Entries from a dataset:
========================================

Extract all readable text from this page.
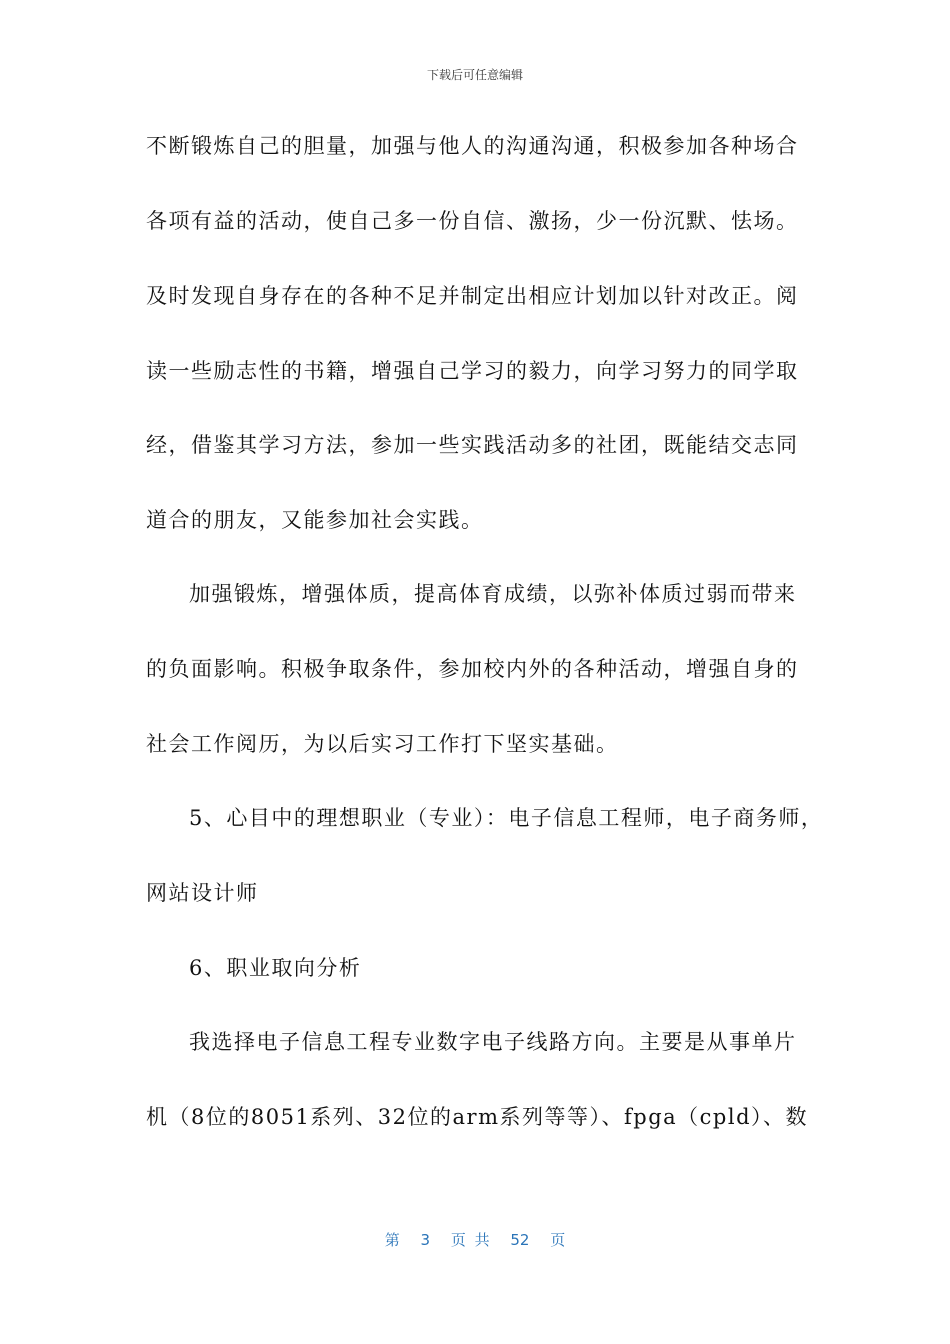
下载后可任意编辑
不断锻炼自己的胆量，加强与他人的沟通沟通，积极参加各种场合
各项有益的活动，使自己多一份自信、激扬，少一份沉默、怯场。
及时发现自身存在的各种不足并制定出相应计划加以针对改正。阅
读一些励志性的书籍，增强自己学习的毅力，向学习努力的同学取
经，借鉴其学习方法，参加一些实践活动多的社团，既能结交志同
道合的朋友，又能参加社会实践。
加强锻炼，增强体质，提高体育成绩，以弥补体质过弱而带来
的负面影响。积极争取条件，参加校内外的各种活动，增强自身的
社会工作阅历，为以后实习工作打下坚实基础。
5、心目中的理想职业（专业）：电子信息工程师，电子商务师，
网站设计师
6、职业取向分析
我选择电子信息工程专业数字电子线路方向。主要是从事单片
机（8位的8051系列、32位的arm系列等等）、fpga（cpld）、数
第 3 页 共 52 页
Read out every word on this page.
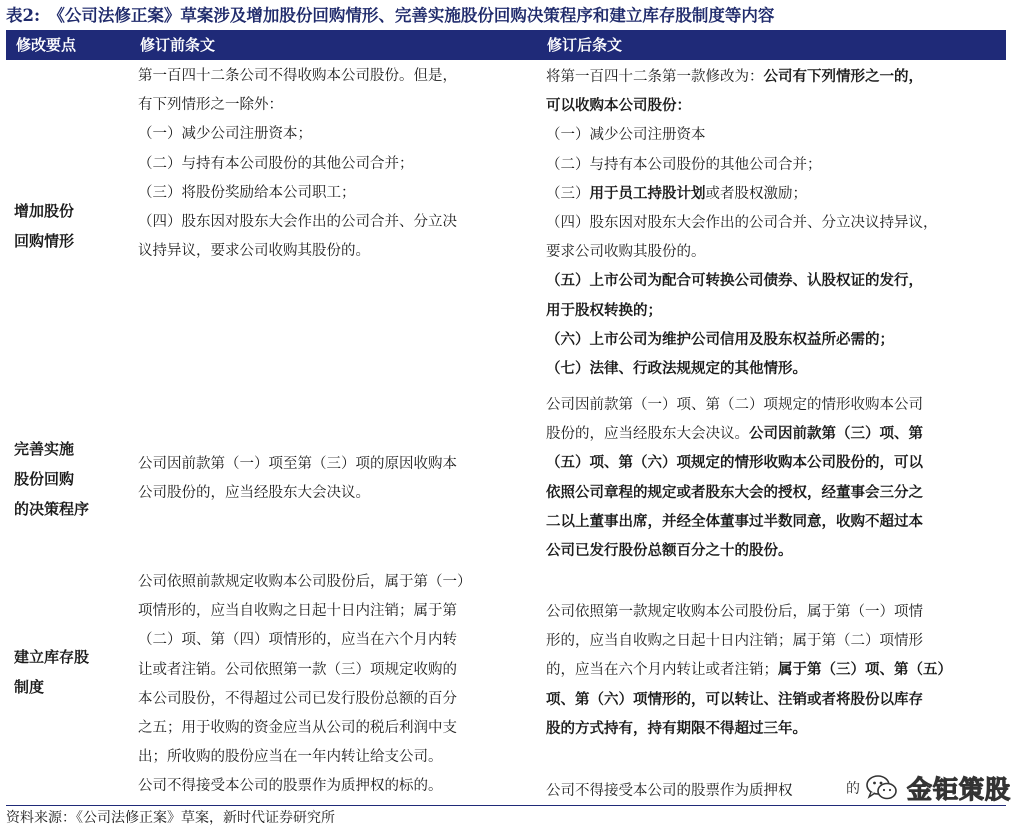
表2:　《公司法修正案》草案涉及增加股份回购情形、完善实施股份回购决策程序和建立库存股制度等内容
修改要点	修订前条文	修订后条文
增加股份
回购情形
第一百四十二条公司不得收购本公司股份。但是，
有下列情形之一除外：
（一）减少公司注册资本；
（二）与持有本公司股份的其他公司合并；
（三）将股份奖励给本公司职工；
（四）股东因对股东大会作出的公司合并、分立决
议持异议，要求公司收购其股份的。
将第一百四十二条第一款修改为：公司有下列情形之一的，
可以收购本公司股份：
（一）减少公司注册资本
（二）与持有本公司股份的其他公司合并；
（三）用于员工持股计划或者股权激励；
（四）股东因对股东大会作出的公司合并、分立决议持异议，
要求公司收购其股份的。
（五）上市公司为配合可转换公司债券、认股权证的发行，
用于股权转换的；
（六）上市公司为维护公司信用及股东权益所必需的；
（七）法律、行政法规规定的其他情形。
完善实施
股份回购
的决策程序
公司因前款第（一）项至第（三）项的原因收购本
公司股份的，应当经股东大会决议。
公司因前款第（一）项、第（二）项规定的情形收购本公司
股份的，应当经股东大会决议。公司因前款第（三）项、第
（五）项、第（六）项规定的情形收购本公司股份的，可以
依照公司章程的规定或者股东大会的授权，经董事会三分之
二以上董事出席，并经全体董事过半数同意，收购不超过本
公司已发行股份总额百分之十的股份。
建立库存股
制度
公司依照前款规定收购本公司股份后，属于第（一）
项情形的，应当自收购之日起十日内注销；属于第
（二）项、第（四）项情形的，应当在六个月内转
让或者注销。公司依照第一款（三）项规定收购的
本公司股份，不得超过公司已发行股份总额的百分
之五；用于收购的资金应当从公司的税后利润中支
出；所收购的股份应当在一年内转让给支公司。
公司不得接受本公司的股票作为质押权的标的。
公司依照第一款规定收购本公司股份后，属于第（一）项情
形的，应当自收购之日起十日内注销；属于第（二）项情形
的，应当在六个月内转让或者注销；属于第（三）项、第（五）
项、第（六）项情形的，可以转让、注销或者将股份以库存
股的方式持有，持有期限不得超过三年。
公司不得接受本公司的股票作为质押权
资料来源：《公司法修正案》草案，新时代证券研究所
的 金钜策股
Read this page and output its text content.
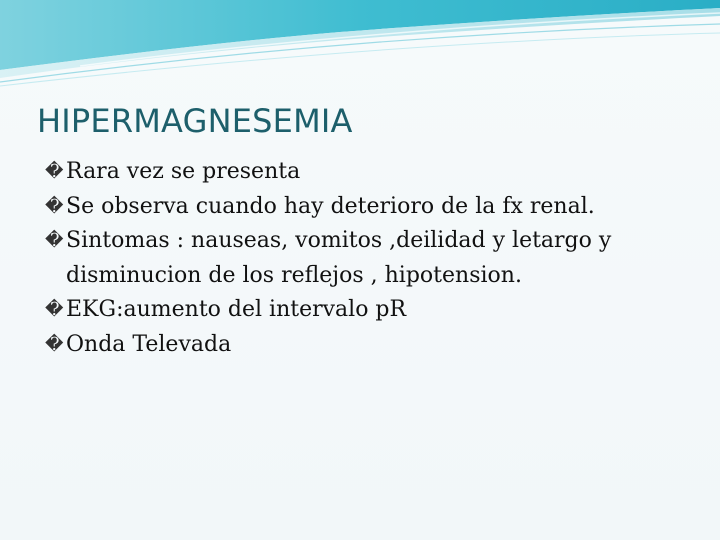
HIPERMAGNESEMIA
� Rara vez se presenta
� Se observa cuando hay deterioro de la fx renal.
� Sintomas : nauseas, vomitos ,deilidad y letargo y
disminucion de los reflejos , hipotension.
� EKG:aumento del intervalo pR
� Onda Televada
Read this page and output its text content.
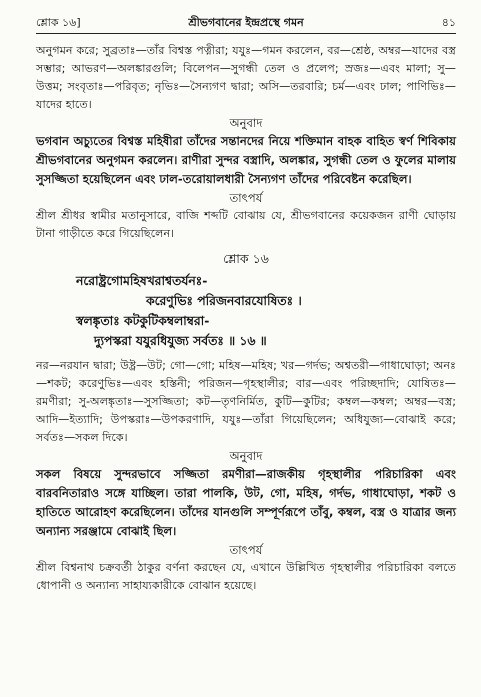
শ্লোক ১৬]	শ্রীভগবানের ইন্দ্রপ্রস্থে গমন	৪১

অনুগমন করে; সুব্রতাঃ—তাঁর বিশ্বস্ত পত্নীরা; যযুঃ—গমন করলেন, বর—শ্রেষ্ঠ, অম্বর—যাদের বস্ত্র সম্ভার; আভরণ—অলঙ্কারগুলি; বিলেপন—সুগন্ধী তেল ও প্রলেপ; স্রজঃ—এবং মালা; সু—উত্তম; সংবৃতাঃ—পরিবৃত; নৃভিঃ—সৈন্যগণ দ্বারা; অসি—তরবারি; চর্ম—এবং ঢাল; পাণিভিঃ—যাদের হাতে।

অনুবাদ

ভগবান অচ্যুতের বিশ্বস্ত মহিষীরা তাঁদের সন্তানদের নিয়ে শক্তিমান বাহক বাহিত স্বর্ণ শিবিকায় শ্রীভগবানের অনুগমন করলেন। রাণীরা সুন্দর বস্ত্রাদি, অলঙ্কার, সুগন্ধী তেল ও ফুলের মালায় সুসজ্জিতা হয়েছিলেন এবং ঢাল-তরোয়ালধারী সৈন্যগণ তাঁদের পরিবেষ্টন করেছিল।

তাৎপর্য

শ্রীল শ্রীধর স্বামীর মতানুসারে, বাজি শব্দটি বোঝায় যে, শ্রীভগবানের কয়েকজন রাণী ঘোড়ায় টানা গাড়ীতে করে গিয়েছিলেন।

শ্লোক ১৬
নরোষ্ট্রগোমহিষখরাশ্বতর্যনঃ-
করেণুভিঃ পরিজনবারযোষিতঃ ।
স্বলঙ্কৃতাঃ কটকুটিকম্বলাম্বরা-
দ্যুপস্করা যযুরধিযুজ্য সর্বতঃ ॥ ১৬ ॥

নর—নরযান দ্বারা; উষ্ট্র—উট; গো—গো; মহিষ—মহিষ; খর—গর্দভ; অশ্বতরী—গাধাঘোড়া; অনঃ—শকট; করেণুভিঃ—এবং হস্তিনী; পরিজন—গৃহস্থালীর; বার—এবং পরিচ্ছদাদি; যোষিতঃ—রমণীরা; সু-অলঙ্কৃতাঃ—সুসজ্জিতা; কট—তৃণনির্মিত, কুটি—কুটির; কম্বল—কম্বল; অম্বর—বস্ত্র; আদি—ইত্যাদি; উপস্করাঃ—উপকরণাদি, যযুঃ—তাঁরা গিয়েছিলেন; অধিযুজ্য—বোঝাই করে; সর্বতঃ—সকল দিকে।

অনুবাদ

সকল বিষয়ে সুন্দরভাবে সজ্জিতা রমণীরা—রাজকীয় গৃহস্থালীর পরিচারিকা এবং বারবনিতারাও সঙ্গে যাচ্ছিল। তারা পালকি, উট, গো, মহিষ, গর্দভ, গাধাঘোড়া, শকট ও হাতিতে আরোহণ করেছিলেন। তাঁদের যানগুলি সম্পূর্ণরূপে তাঁবু, কম্বল, বস্ত্র ও যাত্রার জন্য অন্যান্য সরঞ্জামে বোঝাই ছিল।

তাৎপর্য

শ্রীল বিশ্বনাথ চক্রবর্তী ঠাকুর বর্ণনা করছেন যে, এখানে উল্লিখিত গৃহস্থালীর পরিচারিকা বলতে ধোপানী ও অন্যান্য সাহায্যকারীকে বোঝান হয়েছে।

========================================

THE PROBLEM:
Lines containing the string "股东因对股东大会作出的公司合并" are to be selected and copied.

RESULT:
（四）股东因对股东大会作出的公司合并、分立决
（四）股东因对股东大会作出的公司合并、分立决议持异议，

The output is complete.